### AIM OF THE TASK
Where the data below has the string "línea", return the whole line.

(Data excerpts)

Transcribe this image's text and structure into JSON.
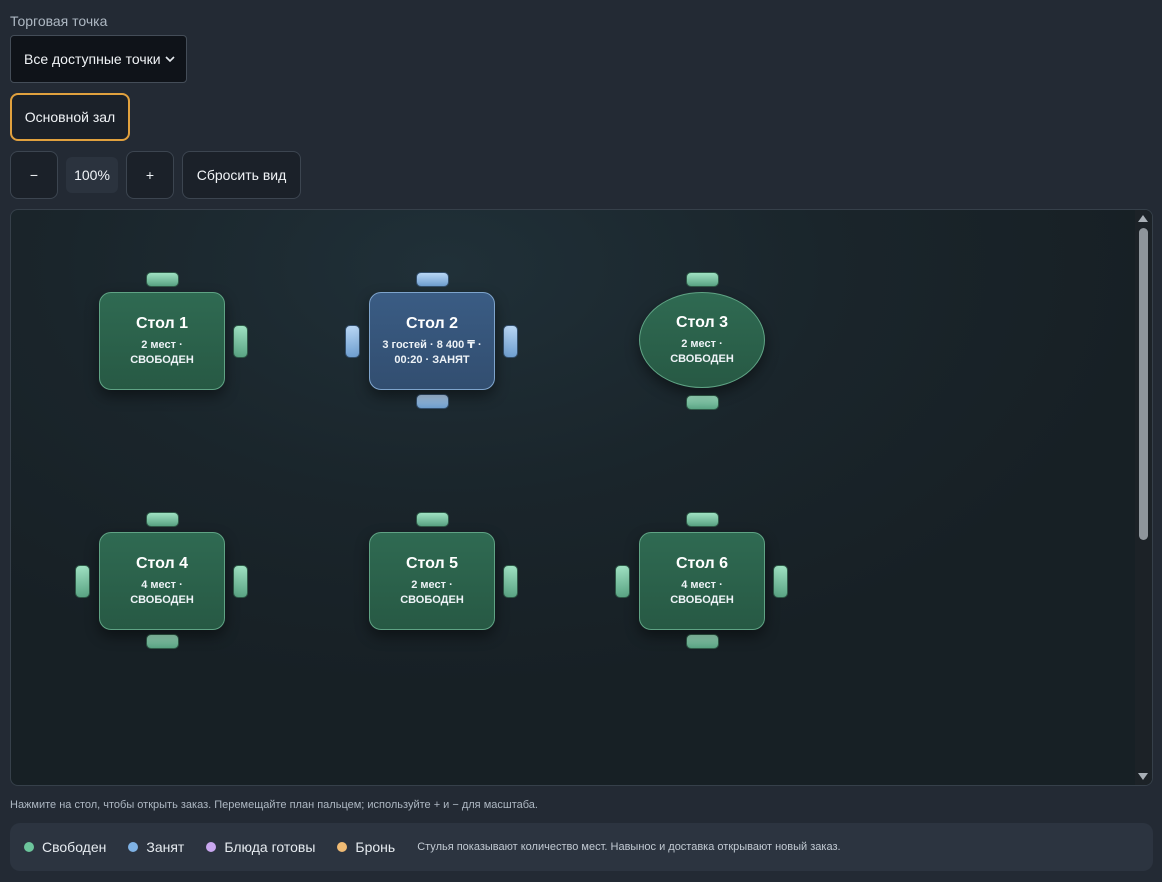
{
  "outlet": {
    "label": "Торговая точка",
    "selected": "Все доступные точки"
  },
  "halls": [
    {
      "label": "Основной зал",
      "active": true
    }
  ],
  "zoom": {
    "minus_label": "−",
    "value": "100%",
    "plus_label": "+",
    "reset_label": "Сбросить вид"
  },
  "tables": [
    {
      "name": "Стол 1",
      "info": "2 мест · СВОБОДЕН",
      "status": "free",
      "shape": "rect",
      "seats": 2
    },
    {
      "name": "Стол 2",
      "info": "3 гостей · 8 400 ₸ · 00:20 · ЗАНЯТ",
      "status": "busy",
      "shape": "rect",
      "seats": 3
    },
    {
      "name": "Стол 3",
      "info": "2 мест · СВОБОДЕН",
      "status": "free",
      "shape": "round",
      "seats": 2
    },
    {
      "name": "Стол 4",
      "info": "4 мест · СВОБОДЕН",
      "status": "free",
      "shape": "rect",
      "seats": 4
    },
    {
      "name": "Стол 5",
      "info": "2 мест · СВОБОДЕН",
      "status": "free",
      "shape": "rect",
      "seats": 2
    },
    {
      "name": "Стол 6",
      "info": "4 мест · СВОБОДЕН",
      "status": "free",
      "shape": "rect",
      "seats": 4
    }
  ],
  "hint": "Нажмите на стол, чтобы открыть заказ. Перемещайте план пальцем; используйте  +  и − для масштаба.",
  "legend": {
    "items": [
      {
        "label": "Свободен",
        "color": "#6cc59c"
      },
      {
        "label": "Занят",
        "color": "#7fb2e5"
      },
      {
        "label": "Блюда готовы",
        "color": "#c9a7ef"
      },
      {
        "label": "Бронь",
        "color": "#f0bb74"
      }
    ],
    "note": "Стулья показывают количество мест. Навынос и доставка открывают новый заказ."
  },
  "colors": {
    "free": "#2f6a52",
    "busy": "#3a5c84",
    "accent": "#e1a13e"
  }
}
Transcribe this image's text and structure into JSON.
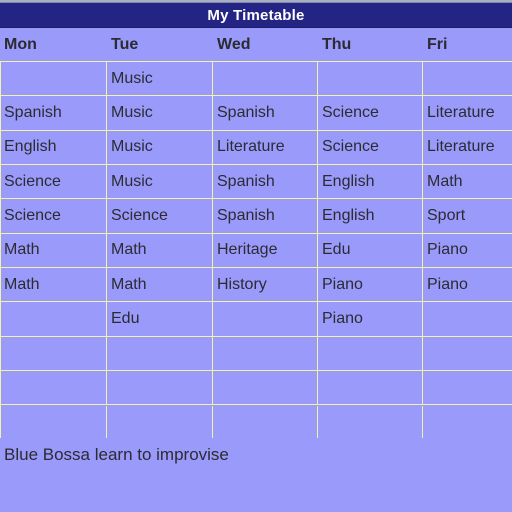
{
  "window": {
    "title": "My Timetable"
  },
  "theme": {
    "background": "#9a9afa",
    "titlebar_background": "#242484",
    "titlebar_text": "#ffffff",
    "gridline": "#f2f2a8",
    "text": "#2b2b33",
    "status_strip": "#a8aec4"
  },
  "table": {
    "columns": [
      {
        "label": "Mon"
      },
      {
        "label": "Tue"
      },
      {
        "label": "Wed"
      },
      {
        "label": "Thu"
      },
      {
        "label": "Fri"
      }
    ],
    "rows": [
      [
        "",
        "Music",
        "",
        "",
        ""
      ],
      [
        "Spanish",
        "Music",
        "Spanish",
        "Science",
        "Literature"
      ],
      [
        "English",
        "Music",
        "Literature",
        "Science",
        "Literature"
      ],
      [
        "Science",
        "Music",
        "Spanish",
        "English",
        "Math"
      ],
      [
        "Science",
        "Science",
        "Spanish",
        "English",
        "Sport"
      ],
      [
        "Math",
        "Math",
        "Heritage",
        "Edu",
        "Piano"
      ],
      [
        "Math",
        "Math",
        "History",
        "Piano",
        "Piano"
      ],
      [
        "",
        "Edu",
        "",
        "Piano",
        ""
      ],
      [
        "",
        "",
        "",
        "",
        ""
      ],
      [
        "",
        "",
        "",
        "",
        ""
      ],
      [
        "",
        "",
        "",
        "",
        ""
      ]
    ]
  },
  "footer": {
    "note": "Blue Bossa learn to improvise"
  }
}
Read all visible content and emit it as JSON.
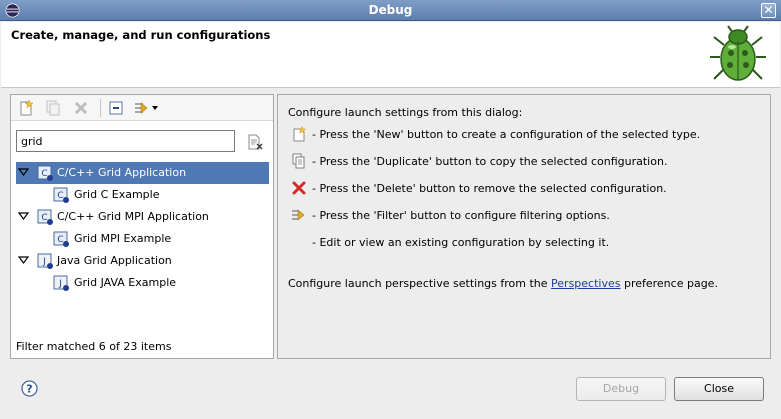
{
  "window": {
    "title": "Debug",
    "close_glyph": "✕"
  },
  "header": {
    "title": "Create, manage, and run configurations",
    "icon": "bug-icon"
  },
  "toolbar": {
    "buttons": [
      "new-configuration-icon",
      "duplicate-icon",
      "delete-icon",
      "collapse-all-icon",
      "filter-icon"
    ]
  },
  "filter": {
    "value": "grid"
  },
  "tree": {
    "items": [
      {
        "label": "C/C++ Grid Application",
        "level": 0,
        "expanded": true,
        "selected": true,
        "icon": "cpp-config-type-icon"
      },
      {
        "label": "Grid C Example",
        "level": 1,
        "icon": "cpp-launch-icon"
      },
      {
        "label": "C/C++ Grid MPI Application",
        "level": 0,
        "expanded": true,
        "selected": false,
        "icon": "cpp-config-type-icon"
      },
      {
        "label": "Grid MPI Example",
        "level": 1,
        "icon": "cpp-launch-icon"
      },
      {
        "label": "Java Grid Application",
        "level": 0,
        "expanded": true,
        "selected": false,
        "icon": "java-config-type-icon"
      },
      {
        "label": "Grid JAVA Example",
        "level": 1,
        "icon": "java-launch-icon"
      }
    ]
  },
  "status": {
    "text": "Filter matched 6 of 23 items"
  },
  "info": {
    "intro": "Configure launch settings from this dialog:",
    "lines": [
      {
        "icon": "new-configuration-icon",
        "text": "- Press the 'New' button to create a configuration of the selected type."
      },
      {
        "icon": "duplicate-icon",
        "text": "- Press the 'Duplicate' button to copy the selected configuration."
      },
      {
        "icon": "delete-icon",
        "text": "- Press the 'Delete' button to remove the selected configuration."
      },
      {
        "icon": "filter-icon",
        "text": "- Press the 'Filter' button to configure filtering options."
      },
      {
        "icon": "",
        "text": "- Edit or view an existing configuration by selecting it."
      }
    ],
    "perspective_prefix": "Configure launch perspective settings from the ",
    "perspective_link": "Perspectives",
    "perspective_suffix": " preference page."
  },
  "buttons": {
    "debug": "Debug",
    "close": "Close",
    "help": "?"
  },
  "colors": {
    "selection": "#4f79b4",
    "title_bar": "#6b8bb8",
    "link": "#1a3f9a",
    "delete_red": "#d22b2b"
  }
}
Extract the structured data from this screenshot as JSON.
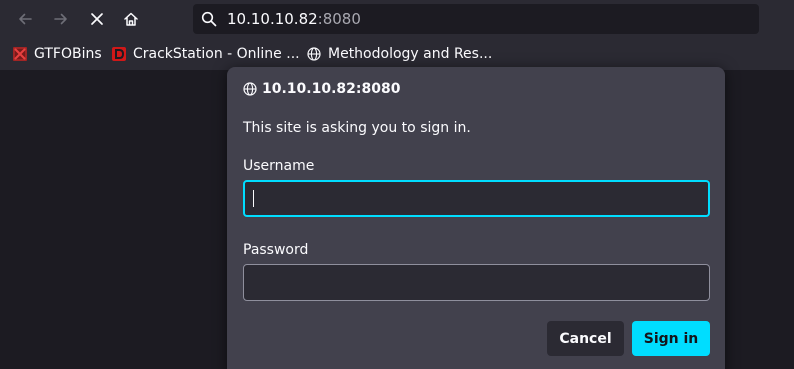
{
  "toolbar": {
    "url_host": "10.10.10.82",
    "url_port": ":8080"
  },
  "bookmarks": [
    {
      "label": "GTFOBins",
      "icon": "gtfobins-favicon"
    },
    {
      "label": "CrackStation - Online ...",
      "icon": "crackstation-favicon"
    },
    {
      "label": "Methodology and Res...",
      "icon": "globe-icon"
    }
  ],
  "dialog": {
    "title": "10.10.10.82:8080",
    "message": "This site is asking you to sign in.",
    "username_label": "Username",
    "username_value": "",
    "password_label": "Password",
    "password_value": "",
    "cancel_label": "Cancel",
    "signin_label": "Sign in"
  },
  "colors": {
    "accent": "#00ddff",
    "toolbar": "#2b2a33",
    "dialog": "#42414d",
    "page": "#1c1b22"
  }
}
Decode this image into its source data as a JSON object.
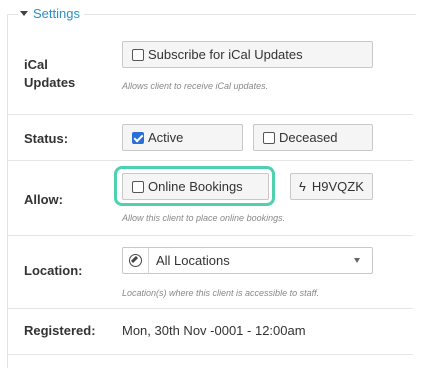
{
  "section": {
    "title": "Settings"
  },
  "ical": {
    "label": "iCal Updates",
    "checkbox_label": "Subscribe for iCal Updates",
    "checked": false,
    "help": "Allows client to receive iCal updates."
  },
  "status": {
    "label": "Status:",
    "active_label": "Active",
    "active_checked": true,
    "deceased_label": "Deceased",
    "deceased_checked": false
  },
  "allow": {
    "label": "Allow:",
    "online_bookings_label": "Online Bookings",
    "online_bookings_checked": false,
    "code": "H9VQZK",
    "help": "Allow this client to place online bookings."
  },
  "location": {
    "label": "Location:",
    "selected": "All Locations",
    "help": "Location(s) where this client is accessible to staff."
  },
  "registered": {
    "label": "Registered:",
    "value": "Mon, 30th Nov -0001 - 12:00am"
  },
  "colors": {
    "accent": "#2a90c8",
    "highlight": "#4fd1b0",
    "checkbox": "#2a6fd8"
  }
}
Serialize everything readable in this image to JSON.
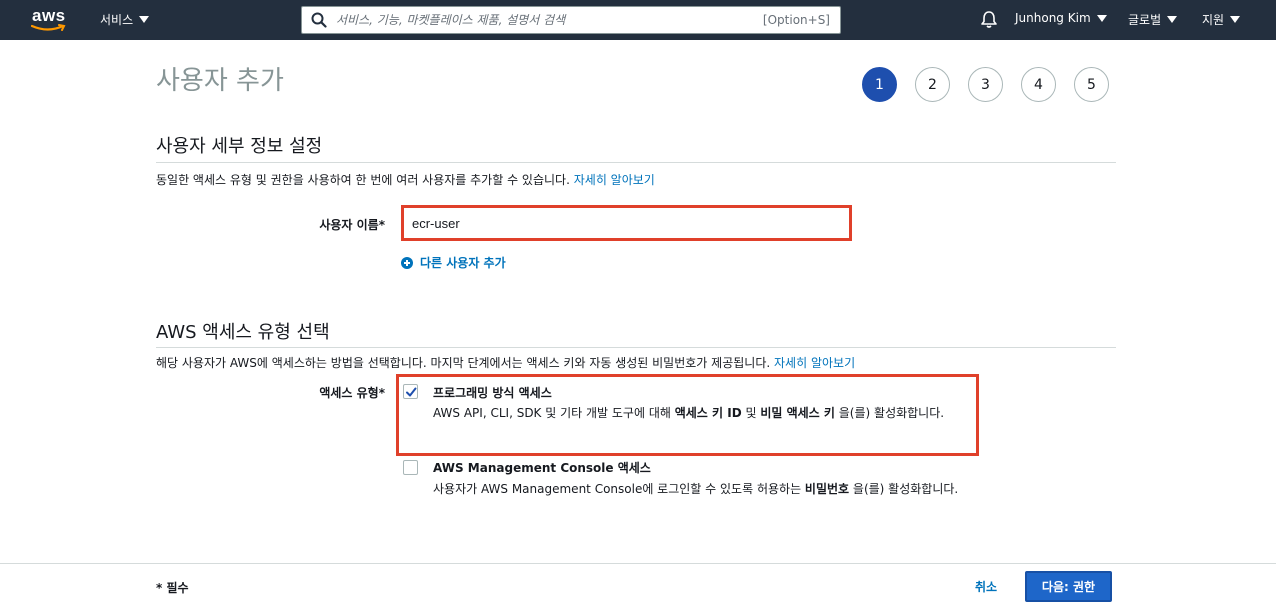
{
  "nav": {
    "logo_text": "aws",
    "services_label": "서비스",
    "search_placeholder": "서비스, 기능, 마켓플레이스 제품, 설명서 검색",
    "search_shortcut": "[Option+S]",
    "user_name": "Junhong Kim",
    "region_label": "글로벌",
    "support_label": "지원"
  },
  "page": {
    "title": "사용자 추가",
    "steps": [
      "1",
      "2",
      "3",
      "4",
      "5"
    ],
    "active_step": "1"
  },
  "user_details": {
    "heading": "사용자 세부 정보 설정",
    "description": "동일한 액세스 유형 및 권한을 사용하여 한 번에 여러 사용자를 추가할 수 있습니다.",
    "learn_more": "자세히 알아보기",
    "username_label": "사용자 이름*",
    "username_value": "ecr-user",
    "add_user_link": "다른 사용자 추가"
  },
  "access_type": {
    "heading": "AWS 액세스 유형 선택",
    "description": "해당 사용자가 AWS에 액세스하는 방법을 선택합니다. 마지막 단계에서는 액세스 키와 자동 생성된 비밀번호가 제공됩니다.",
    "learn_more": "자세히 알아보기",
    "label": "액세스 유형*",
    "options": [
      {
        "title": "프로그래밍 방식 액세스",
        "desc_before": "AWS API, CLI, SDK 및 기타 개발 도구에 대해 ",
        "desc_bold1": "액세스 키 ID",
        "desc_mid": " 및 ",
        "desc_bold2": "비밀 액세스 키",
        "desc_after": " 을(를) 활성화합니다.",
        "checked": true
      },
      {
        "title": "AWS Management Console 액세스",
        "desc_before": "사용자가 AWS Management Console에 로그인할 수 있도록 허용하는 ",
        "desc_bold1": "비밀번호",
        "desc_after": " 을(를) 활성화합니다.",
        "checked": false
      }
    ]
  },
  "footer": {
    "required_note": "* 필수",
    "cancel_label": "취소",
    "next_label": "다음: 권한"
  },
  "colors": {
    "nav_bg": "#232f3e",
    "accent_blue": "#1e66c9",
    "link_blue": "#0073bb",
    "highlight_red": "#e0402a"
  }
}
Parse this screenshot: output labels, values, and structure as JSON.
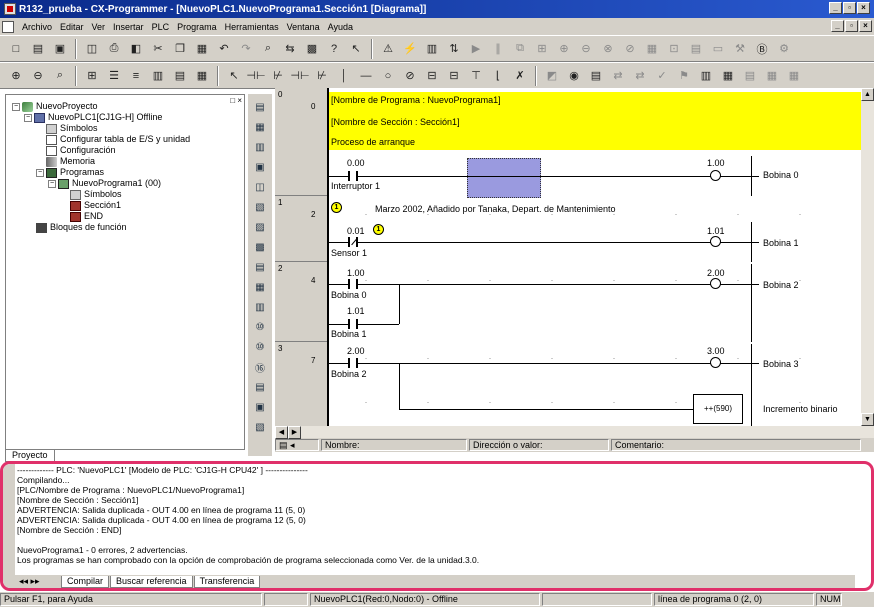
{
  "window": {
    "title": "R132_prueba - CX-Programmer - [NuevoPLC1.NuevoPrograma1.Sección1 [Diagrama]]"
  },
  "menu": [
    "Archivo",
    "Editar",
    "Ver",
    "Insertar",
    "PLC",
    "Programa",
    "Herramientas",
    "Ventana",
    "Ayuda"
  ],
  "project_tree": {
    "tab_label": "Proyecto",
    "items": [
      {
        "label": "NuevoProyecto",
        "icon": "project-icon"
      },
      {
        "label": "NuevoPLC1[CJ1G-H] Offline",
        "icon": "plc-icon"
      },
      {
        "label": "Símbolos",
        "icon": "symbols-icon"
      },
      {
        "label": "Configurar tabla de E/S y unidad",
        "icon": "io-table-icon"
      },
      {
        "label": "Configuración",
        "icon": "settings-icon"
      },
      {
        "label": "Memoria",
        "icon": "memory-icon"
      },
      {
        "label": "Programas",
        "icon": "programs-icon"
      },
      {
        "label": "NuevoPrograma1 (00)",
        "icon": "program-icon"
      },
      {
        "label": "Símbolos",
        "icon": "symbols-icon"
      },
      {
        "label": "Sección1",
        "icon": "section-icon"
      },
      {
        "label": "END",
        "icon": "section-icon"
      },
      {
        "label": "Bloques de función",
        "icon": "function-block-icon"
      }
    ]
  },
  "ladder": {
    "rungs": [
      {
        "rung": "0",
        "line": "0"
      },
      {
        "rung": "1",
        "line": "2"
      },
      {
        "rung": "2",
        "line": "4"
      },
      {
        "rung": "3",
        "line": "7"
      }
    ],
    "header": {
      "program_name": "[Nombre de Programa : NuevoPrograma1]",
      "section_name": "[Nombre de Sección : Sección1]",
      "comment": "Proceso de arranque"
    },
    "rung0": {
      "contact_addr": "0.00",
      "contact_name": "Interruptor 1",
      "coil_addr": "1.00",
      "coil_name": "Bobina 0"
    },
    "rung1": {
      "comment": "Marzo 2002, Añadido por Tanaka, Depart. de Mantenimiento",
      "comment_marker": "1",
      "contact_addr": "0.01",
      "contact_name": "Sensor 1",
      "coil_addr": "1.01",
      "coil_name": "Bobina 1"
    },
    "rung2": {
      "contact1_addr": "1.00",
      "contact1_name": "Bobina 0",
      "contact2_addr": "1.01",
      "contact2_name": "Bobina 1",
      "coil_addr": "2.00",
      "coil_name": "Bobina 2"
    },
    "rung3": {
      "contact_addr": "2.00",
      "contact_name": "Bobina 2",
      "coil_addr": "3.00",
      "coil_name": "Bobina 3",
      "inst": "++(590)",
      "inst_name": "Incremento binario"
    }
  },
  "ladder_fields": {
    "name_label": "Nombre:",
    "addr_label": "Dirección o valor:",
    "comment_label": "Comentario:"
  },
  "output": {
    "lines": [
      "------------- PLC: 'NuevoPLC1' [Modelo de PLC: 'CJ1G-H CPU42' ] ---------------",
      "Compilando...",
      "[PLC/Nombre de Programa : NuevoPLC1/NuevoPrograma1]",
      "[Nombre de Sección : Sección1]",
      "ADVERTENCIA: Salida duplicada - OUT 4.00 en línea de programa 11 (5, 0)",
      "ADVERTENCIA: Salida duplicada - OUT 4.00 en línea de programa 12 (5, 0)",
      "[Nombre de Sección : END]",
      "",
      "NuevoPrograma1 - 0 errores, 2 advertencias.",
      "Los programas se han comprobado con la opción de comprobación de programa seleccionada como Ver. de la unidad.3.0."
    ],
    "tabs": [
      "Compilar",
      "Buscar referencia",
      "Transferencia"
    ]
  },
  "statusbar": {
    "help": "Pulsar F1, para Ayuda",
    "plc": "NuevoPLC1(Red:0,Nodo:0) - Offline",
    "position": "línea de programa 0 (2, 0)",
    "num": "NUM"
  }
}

### RESPONSE TO THIS EXERCISE
      "ADVERTENCIA: Salida duplicada - OUT 4.00 en línea de programa 11 (5, 0)",
      "ADVERTENCIA: Salida duplicada - OUT 4.00 en línea de programa 12 (5, 0)",
    "position": "línea de programa 0 (2, 0)",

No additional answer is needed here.